-- START Entries provided --

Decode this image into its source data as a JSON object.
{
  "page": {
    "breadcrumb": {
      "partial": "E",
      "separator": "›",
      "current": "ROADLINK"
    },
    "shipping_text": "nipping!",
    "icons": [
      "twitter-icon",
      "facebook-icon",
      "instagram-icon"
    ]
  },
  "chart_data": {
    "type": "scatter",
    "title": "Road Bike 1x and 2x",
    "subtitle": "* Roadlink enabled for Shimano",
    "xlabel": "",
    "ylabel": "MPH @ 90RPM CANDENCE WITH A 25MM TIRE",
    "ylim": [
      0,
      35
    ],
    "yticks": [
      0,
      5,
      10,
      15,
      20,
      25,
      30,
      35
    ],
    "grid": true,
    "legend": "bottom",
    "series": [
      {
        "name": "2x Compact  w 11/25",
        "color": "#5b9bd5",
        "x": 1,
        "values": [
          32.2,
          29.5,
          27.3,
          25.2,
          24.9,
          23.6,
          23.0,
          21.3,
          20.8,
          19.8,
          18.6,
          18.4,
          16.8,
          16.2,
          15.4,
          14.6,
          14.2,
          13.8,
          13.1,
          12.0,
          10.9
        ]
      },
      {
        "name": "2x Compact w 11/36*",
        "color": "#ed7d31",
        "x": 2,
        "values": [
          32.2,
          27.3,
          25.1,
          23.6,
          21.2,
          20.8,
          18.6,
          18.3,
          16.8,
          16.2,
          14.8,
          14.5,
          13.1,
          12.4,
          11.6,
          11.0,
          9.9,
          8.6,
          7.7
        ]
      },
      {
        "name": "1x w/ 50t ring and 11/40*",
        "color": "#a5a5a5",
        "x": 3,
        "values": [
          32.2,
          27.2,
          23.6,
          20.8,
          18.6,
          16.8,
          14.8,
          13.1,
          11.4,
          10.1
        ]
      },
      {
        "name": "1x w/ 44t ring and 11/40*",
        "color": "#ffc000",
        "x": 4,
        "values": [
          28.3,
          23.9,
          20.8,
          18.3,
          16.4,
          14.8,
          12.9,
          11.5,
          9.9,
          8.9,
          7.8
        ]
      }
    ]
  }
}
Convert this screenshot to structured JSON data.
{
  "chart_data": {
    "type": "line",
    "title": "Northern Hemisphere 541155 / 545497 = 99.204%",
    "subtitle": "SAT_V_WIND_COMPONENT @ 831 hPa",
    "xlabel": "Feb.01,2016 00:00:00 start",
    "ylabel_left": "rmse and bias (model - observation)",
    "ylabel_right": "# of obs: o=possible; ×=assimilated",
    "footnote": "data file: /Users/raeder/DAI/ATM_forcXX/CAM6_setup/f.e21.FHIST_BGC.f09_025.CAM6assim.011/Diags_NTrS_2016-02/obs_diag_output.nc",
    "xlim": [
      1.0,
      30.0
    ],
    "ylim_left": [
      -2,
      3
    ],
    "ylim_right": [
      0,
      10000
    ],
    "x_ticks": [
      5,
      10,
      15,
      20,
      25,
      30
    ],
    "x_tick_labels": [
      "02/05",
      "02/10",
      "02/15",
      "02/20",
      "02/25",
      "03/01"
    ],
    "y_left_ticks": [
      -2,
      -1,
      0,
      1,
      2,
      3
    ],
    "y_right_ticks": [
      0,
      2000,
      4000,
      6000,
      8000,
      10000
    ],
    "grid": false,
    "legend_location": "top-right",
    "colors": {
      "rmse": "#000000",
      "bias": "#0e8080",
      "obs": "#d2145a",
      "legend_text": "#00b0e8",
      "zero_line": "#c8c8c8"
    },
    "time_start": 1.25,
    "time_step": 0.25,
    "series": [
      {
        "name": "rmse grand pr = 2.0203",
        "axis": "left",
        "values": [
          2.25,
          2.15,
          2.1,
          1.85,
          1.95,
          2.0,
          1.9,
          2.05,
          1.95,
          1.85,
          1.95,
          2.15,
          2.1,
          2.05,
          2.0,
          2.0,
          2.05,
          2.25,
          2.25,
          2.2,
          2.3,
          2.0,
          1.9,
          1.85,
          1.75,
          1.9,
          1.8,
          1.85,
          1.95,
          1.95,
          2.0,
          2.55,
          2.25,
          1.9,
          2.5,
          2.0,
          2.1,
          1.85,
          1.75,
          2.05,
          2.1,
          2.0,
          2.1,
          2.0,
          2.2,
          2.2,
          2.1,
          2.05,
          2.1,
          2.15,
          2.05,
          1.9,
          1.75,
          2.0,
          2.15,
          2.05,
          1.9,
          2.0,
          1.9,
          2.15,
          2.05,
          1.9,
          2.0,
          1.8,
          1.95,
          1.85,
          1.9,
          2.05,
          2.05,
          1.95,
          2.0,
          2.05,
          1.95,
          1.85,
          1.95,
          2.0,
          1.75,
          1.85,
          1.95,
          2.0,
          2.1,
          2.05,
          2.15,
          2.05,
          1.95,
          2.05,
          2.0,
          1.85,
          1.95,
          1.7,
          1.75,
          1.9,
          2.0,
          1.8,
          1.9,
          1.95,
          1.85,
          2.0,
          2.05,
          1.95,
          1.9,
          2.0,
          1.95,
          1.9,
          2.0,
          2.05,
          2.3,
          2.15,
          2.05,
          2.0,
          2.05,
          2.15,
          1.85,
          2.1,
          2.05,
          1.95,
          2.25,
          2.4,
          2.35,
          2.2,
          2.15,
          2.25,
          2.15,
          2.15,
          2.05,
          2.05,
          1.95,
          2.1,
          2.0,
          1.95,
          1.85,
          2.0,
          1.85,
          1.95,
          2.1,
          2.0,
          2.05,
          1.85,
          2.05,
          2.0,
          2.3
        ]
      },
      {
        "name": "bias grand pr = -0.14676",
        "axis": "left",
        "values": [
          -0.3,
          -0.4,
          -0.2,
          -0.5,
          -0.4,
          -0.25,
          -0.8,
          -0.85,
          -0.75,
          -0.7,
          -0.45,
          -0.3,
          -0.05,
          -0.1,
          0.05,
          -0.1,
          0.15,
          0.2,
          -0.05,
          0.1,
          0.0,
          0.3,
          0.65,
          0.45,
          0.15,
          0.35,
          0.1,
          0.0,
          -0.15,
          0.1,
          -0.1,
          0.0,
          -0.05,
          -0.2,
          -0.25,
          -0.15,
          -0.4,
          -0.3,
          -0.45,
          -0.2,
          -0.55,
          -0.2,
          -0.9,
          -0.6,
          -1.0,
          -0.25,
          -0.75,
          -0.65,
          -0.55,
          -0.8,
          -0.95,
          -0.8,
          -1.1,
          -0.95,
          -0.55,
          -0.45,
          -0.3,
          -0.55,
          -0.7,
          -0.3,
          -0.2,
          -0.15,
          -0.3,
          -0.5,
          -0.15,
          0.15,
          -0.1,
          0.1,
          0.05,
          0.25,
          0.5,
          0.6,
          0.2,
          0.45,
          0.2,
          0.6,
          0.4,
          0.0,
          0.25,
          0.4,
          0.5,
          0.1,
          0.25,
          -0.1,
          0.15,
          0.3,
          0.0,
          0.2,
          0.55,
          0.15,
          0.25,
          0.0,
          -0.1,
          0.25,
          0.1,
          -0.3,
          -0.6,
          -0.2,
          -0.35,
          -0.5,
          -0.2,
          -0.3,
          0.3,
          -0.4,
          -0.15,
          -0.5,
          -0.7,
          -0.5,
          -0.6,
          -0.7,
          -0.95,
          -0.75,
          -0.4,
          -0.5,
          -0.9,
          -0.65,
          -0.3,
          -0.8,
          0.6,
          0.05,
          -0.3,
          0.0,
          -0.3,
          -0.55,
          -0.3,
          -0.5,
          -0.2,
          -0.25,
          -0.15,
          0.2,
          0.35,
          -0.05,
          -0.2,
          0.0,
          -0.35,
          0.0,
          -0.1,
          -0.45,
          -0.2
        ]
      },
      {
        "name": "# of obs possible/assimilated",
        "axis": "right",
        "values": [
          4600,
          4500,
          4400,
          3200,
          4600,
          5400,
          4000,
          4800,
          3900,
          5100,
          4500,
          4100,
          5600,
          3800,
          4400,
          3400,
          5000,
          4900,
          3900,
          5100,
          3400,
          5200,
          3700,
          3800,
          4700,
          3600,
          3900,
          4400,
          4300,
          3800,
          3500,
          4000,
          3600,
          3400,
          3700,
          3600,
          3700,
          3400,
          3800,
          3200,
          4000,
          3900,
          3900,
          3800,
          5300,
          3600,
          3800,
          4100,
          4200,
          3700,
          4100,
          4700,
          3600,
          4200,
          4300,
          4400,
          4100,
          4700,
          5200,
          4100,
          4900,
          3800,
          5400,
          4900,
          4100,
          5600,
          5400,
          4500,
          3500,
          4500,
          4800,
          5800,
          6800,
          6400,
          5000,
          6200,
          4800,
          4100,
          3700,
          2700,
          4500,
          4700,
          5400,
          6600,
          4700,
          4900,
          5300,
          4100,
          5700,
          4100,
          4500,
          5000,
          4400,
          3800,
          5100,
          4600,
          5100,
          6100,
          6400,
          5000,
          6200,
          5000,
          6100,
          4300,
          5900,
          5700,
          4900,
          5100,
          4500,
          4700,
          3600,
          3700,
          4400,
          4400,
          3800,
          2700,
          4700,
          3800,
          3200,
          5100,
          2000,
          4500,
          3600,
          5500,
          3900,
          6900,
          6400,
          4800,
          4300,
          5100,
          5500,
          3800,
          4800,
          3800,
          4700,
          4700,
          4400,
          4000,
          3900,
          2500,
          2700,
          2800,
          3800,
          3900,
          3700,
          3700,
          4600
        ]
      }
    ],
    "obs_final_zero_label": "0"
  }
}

-- END Entries provided --

Goal: Sift through the entries and copy every line with "bias".

Complete response:
    "ylabel_left": "rmse and bias (model - observation)",
      "bias": "#0e8080",
        "name": "bias grand pr = -0.14676",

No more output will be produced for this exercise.